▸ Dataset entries
────────

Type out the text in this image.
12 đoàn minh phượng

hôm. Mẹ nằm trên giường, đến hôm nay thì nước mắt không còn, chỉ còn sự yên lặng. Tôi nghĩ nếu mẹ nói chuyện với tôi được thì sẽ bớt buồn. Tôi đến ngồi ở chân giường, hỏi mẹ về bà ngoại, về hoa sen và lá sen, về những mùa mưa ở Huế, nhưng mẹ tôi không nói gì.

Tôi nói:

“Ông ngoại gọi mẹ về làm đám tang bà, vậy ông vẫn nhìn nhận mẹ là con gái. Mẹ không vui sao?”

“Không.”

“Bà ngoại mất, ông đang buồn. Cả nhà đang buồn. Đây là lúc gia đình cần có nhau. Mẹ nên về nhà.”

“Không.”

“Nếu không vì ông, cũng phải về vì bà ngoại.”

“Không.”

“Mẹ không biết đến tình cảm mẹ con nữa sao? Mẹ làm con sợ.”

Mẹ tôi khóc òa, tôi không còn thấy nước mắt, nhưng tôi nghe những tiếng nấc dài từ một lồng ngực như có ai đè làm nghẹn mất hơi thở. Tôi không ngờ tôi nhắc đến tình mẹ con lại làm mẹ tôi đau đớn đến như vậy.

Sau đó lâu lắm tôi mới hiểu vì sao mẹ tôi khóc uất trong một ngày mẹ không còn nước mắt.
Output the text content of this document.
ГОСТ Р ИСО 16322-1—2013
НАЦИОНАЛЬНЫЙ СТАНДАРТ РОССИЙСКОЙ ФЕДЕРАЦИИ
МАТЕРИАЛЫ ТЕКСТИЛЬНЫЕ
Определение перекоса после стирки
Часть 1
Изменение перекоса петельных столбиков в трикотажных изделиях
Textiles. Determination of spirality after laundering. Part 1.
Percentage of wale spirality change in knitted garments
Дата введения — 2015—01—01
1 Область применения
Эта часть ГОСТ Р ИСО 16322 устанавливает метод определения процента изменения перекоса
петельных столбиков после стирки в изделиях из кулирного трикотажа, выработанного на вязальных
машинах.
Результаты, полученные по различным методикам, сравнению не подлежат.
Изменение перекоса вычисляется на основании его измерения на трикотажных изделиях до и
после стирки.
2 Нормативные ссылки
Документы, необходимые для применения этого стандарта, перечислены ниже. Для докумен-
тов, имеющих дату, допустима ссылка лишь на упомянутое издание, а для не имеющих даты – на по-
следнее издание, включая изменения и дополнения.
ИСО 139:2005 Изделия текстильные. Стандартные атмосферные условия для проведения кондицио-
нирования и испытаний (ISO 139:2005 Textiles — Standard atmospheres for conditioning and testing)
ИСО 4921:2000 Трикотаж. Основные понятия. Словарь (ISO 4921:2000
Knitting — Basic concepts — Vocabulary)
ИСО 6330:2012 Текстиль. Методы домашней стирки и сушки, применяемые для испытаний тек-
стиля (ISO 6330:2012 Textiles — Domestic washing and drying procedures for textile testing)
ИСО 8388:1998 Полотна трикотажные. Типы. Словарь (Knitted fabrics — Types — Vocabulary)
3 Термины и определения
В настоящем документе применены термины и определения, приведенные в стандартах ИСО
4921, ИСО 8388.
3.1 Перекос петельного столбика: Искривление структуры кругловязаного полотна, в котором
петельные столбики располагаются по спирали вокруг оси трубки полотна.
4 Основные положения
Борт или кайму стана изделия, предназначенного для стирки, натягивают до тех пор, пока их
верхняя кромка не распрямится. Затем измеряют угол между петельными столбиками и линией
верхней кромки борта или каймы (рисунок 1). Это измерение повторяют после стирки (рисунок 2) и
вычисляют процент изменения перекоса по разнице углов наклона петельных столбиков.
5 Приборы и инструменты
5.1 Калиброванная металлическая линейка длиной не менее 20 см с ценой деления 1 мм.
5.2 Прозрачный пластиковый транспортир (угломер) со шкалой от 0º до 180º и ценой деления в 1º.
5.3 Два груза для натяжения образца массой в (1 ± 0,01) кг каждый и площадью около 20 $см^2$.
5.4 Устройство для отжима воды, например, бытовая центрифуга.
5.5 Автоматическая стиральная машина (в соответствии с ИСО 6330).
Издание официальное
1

────────

▸ STATED PROBLEM
Search the entries for "ценой" and copy out each line that has it.

▸ OUTPUT
5.1 Калиброванная металлическая линейка длиной не менее 20 см с ценой деления 1 мм.
5.2 Прозрачный пластиковый транспортир (угломер) со шкалой от 0º до 180º и ценой деления в 1º.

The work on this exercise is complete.